═════ Exercise input ═════

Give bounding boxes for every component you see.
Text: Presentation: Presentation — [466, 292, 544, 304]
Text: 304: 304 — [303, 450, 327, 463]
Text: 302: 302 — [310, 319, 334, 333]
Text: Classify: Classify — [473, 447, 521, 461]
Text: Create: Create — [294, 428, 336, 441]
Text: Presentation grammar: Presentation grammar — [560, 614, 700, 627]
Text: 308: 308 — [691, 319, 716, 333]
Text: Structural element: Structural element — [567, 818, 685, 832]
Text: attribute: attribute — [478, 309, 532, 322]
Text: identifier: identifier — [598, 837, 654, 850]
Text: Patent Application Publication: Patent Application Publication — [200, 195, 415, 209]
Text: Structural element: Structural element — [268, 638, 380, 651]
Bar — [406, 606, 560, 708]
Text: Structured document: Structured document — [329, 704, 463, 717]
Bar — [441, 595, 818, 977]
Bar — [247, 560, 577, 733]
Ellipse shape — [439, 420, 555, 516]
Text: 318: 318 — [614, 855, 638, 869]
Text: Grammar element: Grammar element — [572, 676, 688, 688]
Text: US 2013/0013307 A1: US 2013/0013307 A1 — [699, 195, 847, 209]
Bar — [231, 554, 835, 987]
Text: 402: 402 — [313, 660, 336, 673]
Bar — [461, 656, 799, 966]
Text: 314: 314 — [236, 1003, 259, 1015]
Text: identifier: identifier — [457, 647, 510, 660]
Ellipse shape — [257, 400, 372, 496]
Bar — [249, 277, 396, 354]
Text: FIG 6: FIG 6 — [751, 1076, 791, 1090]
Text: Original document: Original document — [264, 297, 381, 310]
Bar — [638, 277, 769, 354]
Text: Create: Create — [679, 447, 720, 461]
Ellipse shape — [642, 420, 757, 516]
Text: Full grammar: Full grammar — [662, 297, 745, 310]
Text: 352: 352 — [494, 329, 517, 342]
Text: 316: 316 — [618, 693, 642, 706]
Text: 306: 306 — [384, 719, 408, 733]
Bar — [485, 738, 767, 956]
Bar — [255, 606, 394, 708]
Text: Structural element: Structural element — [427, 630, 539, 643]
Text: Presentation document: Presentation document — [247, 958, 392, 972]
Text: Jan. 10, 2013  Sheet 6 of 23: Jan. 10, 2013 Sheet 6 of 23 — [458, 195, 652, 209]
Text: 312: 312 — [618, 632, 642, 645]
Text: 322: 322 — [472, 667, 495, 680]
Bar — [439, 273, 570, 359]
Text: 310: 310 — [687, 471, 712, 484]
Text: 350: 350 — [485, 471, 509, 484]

═════

Copy all of the lines above without changing anything.

Give bounding boxes for every component you see.
Text: Presentation: Presentation — [466, 292, 544, 304]
Text: 304: 304 — [303, 450, 327, 463]
Text: 302: 302 — [310, 319, 334, 333]
Text: Classify: Classify — [473, 447, 521, 461]
Text: Create: Create — [294, 428, 336, 441]
Text: Presentation grammar: Presentation grammar — [560, 614, 700, 627]
Text: 308: 308 — [691, 319, 716, 333]
Text: Structural element: Structural element — [567, 818, 685, 832]
Text: attribute: attribute — [478, 309, 532, 322]
Text: identifier: identifier — [598, 837, 654, 850]
Text: Patent Application Publication: Patent Application Publication — [200, 195, 415, 209]
Text: Structural element: Structural element — [268, 638, 380, 651]
Bar — [406, 606, 560, 708]
Text: Structured document: Structured document — [329, 704, 463, 717]
Bar — [441, 595, 818, 977]
Bar — [247, 560, 577, 733]
Ellipse shape — [439, 420, 555, 516]
Text: 318: 318 — [614, 855, 638, 869]
Text: Grammar element: Grammar element — [572, 676, 688, 688]
Text: US 2013/0013307 A1: US 2013/0013307 A1 — [699, 195, 847, 209]
Bar — [231, 554, 835, 987]
Text: 402: 402 — [313, 660, 336, 673]
Bar — [461, 656, 799, 966]
Text: 314: 314 — [236, 1003, 259, 1015]
Text: identifier: identifier — [457, 647, 510, 660]
Ellipse shape — [257, 400, 372, 496]
Bar — [249, 277, 396, 354]
Text: FIG 6: FIG 6 — [751, 1076, 791, 1090]
Text: Original document: Original document — [264, 297, 381, 310]
Bar — [638, 277, 769, 354]
Text: Create: Create — [679, 447, 720, 461]
Ellipse shape — [642, 420, 757, 516]
Text: Full grammar: Full grammar — [662, 297, 745, 310]
Text: 352: 352 — [494, 329, 517, 342]
Text: 316: 316 — [618, 693, 642, 706]
Text: 306: 306 — [384, 719, 408, 733]
Bar — [485, 738, 767, 956]
Bar — [255, 606, 394, 708]
Text: Structural element: Structural element — [427, 630, 539, 643]
Text: Presentation document: Presentation document — [247, 958, 392, 972]
Text: Jan. 10, 2013  Sheet 6 of 23: Jan. 10, 2013 Sheet 6 of 23 — [458, 195, 652, 209]
Text: 312: 312 — [618, 632, 642, 645]
Text: 322: 322 — [472, 667, 495, 680]
Bar — [439, 273, 570, 359]
Text: 310: 310 — [687, 471, 712, 484]
Text: 350: 350 — [485, 471, 509, 484]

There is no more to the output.